TASK BRIEF: Your task is to copy every record exactly.

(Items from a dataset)
___
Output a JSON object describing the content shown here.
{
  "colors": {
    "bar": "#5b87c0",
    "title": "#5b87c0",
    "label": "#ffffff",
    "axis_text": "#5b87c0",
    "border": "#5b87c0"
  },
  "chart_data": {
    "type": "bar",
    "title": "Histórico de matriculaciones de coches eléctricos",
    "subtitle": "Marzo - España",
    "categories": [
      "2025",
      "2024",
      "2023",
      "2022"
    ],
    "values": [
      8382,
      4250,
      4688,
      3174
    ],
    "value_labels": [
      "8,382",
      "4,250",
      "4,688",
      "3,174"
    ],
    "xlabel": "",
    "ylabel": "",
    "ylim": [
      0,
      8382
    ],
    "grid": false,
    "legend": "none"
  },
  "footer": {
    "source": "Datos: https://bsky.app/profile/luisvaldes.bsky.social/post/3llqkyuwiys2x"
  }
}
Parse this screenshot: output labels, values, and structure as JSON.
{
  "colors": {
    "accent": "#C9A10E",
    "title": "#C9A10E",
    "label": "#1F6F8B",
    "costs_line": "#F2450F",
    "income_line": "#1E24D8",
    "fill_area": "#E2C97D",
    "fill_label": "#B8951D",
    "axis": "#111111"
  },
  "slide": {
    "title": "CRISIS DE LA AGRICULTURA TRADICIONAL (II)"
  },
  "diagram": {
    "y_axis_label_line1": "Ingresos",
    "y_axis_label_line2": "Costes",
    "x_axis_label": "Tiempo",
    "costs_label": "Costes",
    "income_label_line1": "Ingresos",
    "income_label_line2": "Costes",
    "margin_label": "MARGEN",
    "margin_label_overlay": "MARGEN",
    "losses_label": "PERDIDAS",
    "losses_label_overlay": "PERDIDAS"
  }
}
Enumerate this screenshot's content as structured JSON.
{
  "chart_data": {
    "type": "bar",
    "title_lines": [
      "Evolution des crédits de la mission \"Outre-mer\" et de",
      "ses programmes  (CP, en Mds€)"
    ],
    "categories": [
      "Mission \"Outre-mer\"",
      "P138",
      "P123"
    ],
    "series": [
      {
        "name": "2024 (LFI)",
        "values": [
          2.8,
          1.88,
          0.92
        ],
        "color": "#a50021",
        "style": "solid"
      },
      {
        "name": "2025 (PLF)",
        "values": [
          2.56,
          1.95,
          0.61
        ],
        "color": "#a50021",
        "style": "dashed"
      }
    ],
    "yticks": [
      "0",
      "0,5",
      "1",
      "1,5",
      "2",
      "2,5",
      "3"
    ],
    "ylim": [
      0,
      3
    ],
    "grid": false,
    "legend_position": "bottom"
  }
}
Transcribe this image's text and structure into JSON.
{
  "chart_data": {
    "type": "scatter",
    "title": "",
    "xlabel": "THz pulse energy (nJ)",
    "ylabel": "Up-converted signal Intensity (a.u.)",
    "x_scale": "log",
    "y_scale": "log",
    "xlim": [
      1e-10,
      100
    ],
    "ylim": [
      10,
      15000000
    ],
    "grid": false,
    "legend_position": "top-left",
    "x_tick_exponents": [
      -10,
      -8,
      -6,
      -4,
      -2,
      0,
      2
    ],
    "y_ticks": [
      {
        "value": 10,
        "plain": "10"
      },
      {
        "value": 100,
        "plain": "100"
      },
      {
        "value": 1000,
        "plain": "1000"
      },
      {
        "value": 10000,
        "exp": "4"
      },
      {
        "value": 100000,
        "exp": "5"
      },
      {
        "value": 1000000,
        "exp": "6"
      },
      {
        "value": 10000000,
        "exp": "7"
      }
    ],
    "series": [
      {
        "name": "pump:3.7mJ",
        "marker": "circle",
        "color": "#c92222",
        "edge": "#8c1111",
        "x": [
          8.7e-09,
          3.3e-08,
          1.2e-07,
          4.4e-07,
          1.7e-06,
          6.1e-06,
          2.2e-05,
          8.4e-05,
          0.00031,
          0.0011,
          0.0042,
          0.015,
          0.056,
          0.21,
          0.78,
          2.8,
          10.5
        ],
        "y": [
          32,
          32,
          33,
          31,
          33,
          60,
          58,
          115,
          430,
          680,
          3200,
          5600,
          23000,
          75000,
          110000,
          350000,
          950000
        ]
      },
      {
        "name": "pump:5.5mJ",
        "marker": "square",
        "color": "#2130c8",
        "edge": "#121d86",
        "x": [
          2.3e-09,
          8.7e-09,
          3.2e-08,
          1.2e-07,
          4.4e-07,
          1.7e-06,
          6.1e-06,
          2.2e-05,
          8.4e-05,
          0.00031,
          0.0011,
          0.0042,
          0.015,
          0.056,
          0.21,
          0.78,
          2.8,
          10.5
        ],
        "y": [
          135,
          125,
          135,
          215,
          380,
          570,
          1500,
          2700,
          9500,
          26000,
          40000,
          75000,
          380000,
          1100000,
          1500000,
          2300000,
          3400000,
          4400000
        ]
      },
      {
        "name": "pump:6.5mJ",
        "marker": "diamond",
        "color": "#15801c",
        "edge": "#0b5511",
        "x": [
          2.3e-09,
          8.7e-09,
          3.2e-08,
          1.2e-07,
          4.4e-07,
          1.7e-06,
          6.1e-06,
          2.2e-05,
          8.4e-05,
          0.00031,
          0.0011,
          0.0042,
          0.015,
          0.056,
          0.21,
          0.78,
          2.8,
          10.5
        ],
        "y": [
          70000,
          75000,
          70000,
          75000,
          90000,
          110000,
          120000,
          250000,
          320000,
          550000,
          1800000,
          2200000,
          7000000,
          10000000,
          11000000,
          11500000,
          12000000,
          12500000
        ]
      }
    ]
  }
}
___
EXERCISE SOLUTION:
Output a JSON object describing the content shown here.
{
  "colors": {
    "bar": "#5b87c0",
    "title": "#5b87c0",
    "label": "#ffffff",
    "axis_text": "#5b87c0",
    "border": "#5b87c0"
  },
  "chart_data": {
    "type": "bar",
    "title": "Histórico de matriculaciones de coches eléctricos",
    "subtitle": "Marzo - España",
    "categories": [
      "2025",
      "2024",
      "2023",
      "2022"
    ],
    "values": [
      8382,
      4250,
      4688,
      3174
    ],
    "value_labels": [
      "8,382",
      "4,250",
      "4,688",
      "3,174"
    ],
    "xlabel": "",
    "ylabel": "",
    "ylim": [
      0,
      8382
    ],
    "grid": false,
    "legend": "none"
  },
  "footer": {
    "source": "Datos: https://bsky.app/profile/luisvaldes.bsky.social/post/3llqkyuwiys2x"
  }
}
Parse this screenshot: output labels, values, and structure as JSON.
{
  "colors": {
    "accent": "#C9A10E",
    "title": "#C9A10E",
    "label": "#1F6F8B",
    "costs_line": "#F2450F",
    "income_line": "#1E24D8",
    "fill_area": "#E2C97D",
    "fill_label": "#B8951D",
    "axis": "#111111"
  },
  "slide": {
    "title": "CRISIS DE LA AGRICULTURA TRADICIONAL (II)"
  },
  "diagram": {
    "y_axis_label_line1": "Ingresos",
    "y_axis_label_line2": "Costes",
    "x_axis_label": "Tiempo",
    "costs_label": "Costes",
    "income_label_line1": "Ingresos",
    "income_label_line2": "Costes",
    "margin_label": "MARGEN",
    "margin_label_overlay": "MARGEN",
    "losses_label": "PERDIDAS",
    "losses_label_overlay": "PERDIDAS"
  }
}
Enumerate this screenshot's content as structured JSON.
{
  "chart_data": {
    "type": "bar",
    "title_lines": [
      "Evolution des crédits de la mission \"Outre-mer\" et de",
      "ses programmes  (CP, en Mds€)"
    ],
    "categories": [
      "Mission \"Outre-mer\"",
      "P138",
      "P123"
    ],
    "series": [
      {
        "name": "2024 (LFI)",
        "values": [
          2.8,
          1.88,
          0.92
        ],
        "color": "#a50021",
        "style": "solid"
      },
      {
        "name": "2025 (PLF)",
        "values": [
          2.56,
          1.95,
          0.61
        ],
        "color": "#a50021",
        "style": "dashed"
      }
    ],
    "yticks": [
      "0",
      "0,5",
      "1",
      "1,5",
      "2",
      "2,5",
      "3"
    ],
    "ylim": [
      0,
      3
    ],
    "grid": false,
    "legend_position": "bottom"
  }
}
Transcribe this image's text and structure into JSON.
{
  "chart_data": {
    "type": "scatter",
    "title": "",
    "xlabel": "THz pulse energy (nJ)",
    "ylabel": "Up-converted signal Intensity (a.u.)",
    "x_scale": "log",
    "y_scale": "log",
    "xlim": [
      1e-10,
      100
    ],
    "ylim": [
      10,
      15000000
    ],
    "grid": false,
    "legend_position": "top-left",
    "x_tick_exponents": [
      -10,
      -8,
      -6,
      -4,
      -2,
      0,
      2
    ],
    "y_ticks": [
      {
        "value": 10,
        "plain": "10"
      },
      {
        "value": 100,
        "plain": "100"
      },
      {
        "value": 1000,
        "plain": "1000"
      },
      {
        "value": 10000,
        "exp": "4"
      },
      {
        "value": 100000,
        "exp": "5"
      },
      {
        "value": 1000000,
        "exp": "6"
      },
      {
        "value": 10000000,
        "exp": "7"
      }
    ],
    "series": [
      {
        "name": "pump:3.7mJ",
        "marker": "circle",
        "color": "#c92222",
        "edge": "#8c1111",
        "x": [
          8.7e-09,
          3.3e-08,
          1.2e-07,
          4.4e-07,
          1.7e-06,
          6.1e-06,
          2.2e-05,
          8.4e-05,
          0.00031,
          0.0011,
          0.0042,
          0.015,
          0.056,
          0.21,
          0.78,
          2.8,
          10.5
        ],
        "y": [
          32,
          32,
          33,
          31,
          33,
          60,
          58,
          115,
          430,
          680,
          3200,
          5600,
          23000,
          75000,
          110000,
          350000,
          950000
        ]
      },
      {
        "name": "pump:5.5mJ",
        "marker": "square",
        "color": "#2130c8",
        "edge": "#121d86",
        "x": [
          2.3e-09,
          8.7e-09,
          3.2e-08,
          1.2e-07,
          4.4e-07,
          1.7e-06,
          6.1e-06,
          2.2e-05,
          8.4e-05,
          0.00031,
          0.0011,
          0.0042,
          0.015,
          0.056,
          0.21,
          0.78,
          2.8,
          10.5
        ],
        "y": [
          135,
          125,
          135,
          215,
          380,
          570,
          1500,
          2700,
          9500,
          26000,
          40000,
          75000,
          380000,
          1100000,
          1500000,
          2300000,
          3400000,
          4400000
        ]
      },
      {
        "name": "pump:6.5mJ",
        "marker": "diamond",
        "color": "#15801c",
        "edge": "#0b5511",
        "x": [
          2.3e-09,
          8.7e-09,
          3.2e-08,
          1.2e-07,
          4.4e-07,
          1.7e-06,
          6.1e-06,
          2.2e-05,
          8.4e-05,
          0.00031,
          0.0011,
          0.0042,
          0.015,
          0.056,
          0.21,
          0.78,
          2.8,
          10.5
        ],
        "y": [
          70000,
          75000,
          70000,
          75000,
          90000,
          110000,
          120000,
          250000,
          320000,
          550000,
          1800000,
          2200000,
          7000000,
          10000000,
          11000000,
          11500000,
          12000000,
          12500000
        ]
      }
    ]
  }
}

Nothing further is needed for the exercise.